TEXT
Background and History

Pharmacology of PCP and Ketamine

  • PCP and ketamine belong to the class of drugs known as dissociative anesthetics.
  • PCP was withdrawn from clinical use because of its prominent adverse side effects, but ketamine, which is less potent than PCP, has significant applications in both human and veterinary medicine.
  • The acute effects of PCP and ketamine include sensory distortions and altered body image, cognitive disorganization, and various affective changes. High doses of ketamine give rise to a state called the “K-hole,” in which the user feels separated from his body, perhaps in the manner of a near-death experience.
  • PCP and ketamine bind to a site within the NMDA receptor channel, thereby acting as noncompetitive receptor antagonists. A secondary consequence of NMDA receptor blockade is increased presynaptic glutamate release, which may contribute to the behavioral and subjective effects of PCP and ketamine.
  • Models of schizophrenia in both humans and experimental animals have been developed based on the hallucinogenic and cognition-impairing effects of PCP and ketamine.
  • Both PCP and ketamine are reinforcing to animals, as indicated by drug self-administration. These reinforcing effects may be mediated by both dopaminergic and nondopaminergic mechanisms. Ketamine also produces pleasurable effects in humans.
  • Although illicit use of ketamine has occurred for many years, the popularity of this compound is on the rise. Heavy ketamine users show dose escalation and compulsive use, which indicate the development of tolerance and dependence on the drug.

DATA SUPPLIED
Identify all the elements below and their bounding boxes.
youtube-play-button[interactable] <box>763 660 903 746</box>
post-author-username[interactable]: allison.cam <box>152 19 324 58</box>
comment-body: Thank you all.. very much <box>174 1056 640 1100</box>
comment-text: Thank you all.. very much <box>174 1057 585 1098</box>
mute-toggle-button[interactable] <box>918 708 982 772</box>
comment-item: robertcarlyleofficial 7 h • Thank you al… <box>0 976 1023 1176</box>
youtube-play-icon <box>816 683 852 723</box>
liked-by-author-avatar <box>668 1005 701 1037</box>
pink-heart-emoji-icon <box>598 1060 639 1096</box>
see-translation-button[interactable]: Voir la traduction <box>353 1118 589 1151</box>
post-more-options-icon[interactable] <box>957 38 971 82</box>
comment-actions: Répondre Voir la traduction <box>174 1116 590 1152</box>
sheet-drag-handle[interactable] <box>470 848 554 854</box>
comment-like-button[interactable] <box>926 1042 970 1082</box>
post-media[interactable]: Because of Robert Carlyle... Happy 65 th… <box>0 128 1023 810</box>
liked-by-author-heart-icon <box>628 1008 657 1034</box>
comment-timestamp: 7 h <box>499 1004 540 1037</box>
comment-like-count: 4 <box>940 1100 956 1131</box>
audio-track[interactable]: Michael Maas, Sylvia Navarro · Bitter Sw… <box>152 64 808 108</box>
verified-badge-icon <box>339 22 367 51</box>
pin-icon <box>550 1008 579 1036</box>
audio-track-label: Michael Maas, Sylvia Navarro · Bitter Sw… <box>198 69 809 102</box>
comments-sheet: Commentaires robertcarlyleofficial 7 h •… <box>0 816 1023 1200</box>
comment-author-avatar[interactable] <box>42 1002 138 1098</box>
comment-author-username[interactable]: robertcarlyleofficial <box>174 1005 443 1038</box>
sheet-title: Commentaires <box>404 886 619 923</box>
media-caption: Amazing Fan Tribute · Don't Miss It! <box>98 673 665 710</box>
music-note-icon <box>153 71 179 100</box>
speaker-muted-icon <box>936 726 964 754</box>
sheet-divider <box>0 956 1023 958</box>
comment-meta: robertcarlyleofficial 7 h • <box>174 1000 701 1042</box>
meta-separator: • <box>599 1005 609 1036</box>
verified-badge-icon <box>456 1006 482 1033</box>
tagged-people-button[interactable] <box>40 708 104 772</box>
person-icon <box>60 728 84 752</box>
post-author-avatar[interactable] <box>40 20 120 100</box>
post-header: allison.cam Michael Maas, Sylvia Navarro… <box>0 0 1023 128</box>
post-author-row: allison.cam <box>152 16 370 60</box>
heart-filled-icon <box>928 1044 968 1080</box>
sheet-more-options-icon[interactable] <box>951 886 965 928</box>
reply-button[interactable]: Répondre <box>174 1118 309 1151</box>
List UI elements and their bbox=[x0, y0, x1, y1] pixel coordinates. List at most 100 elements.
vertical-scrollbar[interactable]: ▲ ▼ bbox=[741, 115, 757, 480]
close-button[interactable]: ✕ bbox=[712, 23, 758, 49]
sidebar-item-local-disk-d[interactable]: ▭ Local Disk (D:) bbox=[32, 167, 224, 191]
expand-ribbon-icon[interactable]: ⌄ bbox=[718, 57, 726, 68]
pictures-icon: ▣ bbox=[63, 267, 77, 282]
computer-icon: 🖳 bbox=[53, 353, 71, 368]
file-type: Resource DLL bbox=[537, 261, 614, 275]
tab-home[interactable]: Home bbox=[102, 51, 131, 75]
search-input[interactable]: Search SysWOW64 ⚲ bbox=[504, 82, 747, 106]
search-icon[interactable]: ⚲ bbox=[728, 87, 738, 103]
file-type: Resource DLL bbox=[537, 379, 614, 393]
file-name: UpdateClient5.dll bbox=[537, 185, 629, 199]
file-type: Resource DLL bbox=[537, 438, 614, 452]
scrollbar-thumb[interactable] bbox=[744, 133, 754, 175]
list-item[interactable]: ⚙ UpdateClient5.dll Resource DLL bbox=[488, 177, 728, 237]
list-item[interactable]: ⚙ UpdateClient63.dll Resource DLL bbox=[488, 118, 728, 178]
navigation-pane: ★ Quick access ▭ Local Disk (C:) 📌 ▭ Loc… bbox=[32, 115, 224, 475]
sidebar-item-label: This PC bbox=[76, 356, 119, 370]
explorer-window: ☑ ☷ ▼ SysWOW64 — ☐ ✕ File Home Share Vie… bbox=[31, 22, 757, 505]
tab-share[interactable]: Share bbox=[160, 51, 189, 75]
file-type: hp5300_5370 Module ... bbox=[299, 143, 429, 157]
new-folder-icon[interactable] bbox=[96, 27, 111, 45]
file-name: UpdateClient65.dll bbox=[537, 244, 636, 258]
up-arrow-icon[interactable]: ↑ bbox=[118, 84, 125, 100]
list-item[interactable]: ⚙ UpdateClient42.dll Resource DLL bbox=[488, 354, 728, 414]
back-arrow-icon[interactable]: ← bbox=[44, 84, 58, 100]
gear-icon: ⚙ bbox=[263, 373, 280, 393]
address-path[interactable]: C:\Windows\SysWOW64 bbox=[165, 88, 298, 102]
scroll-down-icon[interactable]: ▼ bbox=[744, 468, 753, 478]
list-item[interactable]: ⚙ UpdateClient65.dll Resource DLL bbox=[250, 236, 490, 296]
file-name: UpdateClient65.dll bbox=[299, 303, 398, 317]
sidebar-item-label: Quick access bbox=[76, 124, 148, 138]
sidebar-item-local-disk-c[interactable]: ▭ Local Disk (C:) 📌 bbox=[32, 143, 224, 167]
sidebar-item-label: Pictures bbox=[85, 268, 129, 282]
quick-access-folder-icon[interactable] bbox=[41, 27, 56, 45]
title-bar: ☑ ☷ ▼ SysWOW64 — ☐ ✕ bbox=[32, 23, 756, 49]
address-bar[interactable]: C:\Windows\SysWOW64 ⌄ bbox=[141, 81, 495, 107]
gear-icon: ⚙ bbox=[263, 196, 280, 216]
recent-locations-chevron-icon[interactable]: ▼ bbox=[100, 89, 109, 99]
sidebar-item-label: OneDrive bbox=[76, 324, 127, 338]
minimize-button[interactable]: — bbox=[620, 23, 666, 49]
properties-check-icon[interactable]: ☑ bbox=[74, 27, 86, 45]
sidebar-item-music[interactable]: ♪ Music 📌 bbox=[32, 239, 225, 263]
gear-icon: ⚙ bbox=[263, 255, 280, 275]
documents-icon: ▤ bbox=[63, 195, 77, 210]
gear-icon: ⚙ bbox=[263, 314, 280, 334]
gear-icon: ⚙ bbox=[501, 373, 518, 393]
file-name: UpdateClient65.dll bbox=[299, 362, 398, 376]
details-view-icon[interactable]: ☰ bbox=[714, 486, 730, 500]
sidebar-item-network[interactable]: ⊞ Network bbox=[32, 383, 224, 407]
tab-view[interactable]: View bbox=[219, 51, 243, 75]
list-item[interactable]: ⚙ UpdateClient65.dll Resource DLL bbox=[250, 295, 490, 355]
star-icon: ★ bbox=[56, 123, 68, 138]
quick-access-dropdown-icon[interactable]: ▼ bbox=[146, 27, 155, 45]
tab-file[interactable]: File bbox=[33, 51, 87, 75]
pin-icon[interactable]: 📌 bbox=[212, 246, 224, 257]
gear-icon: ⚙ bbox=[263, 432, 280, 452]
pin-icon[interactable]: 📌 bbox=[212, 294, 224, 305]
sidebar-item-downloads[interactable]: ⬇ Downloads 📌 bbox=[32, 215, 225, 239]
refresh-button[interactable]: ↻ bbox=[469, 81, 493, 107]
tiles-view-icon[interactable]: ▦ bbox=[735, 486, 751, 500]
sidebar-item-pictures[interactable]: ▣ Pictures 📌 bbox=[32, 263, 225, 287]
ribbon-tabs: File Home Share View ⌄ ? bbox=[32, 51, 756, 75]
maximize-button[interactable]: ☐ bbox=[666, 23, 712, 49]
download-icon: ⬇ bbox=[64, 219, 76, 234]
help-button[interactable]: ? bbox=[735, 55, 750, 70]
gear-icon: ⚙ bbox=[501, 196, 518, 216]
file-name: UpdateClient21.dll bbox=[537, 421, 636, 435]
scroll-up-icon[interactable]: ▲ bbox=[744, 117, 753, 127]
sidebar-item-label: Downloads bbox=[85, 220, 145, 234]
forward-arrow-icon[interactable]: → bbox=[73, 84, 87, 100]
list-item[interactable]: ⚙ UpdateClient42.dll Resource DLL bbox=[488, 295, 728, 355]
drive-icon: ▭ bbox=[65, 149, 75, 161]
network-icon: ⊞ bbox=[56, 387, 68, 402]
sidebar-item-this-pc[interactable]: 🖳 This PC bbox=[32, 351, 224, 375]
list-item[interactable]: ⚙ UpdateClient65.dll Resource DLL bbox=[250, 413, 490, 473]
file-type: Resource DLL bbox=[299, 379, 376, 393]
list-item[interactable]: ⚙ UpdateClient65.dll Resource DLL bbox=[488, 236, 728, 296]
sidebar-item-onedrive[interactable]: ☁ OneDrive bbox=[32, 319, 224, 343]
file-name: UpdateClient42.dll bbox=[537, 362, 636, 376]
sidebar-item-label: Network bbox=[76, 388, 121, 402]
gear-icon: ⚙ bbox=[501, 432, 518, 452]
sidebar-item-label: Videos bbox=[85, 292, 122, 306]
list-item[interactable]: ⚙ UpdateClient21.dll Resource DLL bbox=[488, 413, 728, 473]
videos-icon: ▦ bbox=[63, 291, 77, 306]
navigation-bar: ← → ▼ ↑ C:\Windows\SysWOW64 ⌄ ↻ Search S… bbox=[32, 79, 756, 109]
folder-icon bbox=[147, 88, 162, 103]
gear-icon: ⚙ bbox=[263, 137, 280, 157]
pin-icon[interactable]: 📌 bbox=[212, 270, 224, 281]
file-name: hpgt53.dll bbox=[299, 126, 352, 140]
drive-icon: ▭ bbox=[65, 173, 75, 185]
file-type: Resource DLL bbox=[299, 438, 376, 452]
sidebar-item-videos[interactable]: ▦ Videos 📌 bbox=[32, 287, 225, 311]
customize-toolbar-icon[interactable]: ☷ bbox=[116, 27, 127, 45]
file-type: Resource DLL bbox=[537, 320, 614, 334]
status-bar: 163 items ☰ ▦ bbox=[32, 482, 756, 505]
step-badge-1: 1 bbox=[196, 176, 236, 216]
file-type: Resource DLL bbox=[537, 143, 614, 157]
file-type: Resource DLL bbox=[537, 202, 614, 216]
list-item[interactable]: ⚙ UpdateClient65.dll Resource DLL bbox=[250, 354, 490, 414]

EXERCISES
- a) In the summary of PCP and ketamine pharmacology, what is the state produced by high doses of ketamine called?
- b) Add two or three more bullet points in the same style to the end of the summary of PCP and ketamine pharmacology.

ANSWERS FOR THE EXERCISE
- a) It is called the "K-hole."

- b)
  • Abuse potential has been shown for a few other noncompetitive NMDA receptor antagonists. These include dextromethorphan, an opioid-like compound found in cough medications, and the potent ketamine analog methoxetamine. These compounds produce dissociative subjective effects and, in the case of dextromethorphan, other effects like those of the classical hallucinogens.
  • Chronic ketamine or PCP exposure leads to a variety of adverse effects including urological symptoms, cognitive deficits, gray and white matter abnormalities, altered dopaminergic function, and a reduced number of asymmetrical spine synapses in the prefrontal cortex. Repeated high ketamine doses also cause apoptotic cell death in the developing brains of laboratory animals, which raises concern for the use of this compound as a pediatric anesthetic agent. The acute toxic effects of methoxetamine are even more severe than those observed with ketamine or PCP. These effects have, in some cases, led to death of the user.
  • Despite its potential for abuse, ketamine may have novel therapeutic applications in the treatment of major depression and for pain relief. Caution must be observed, however, because of the drug’s narrow therapeutic window.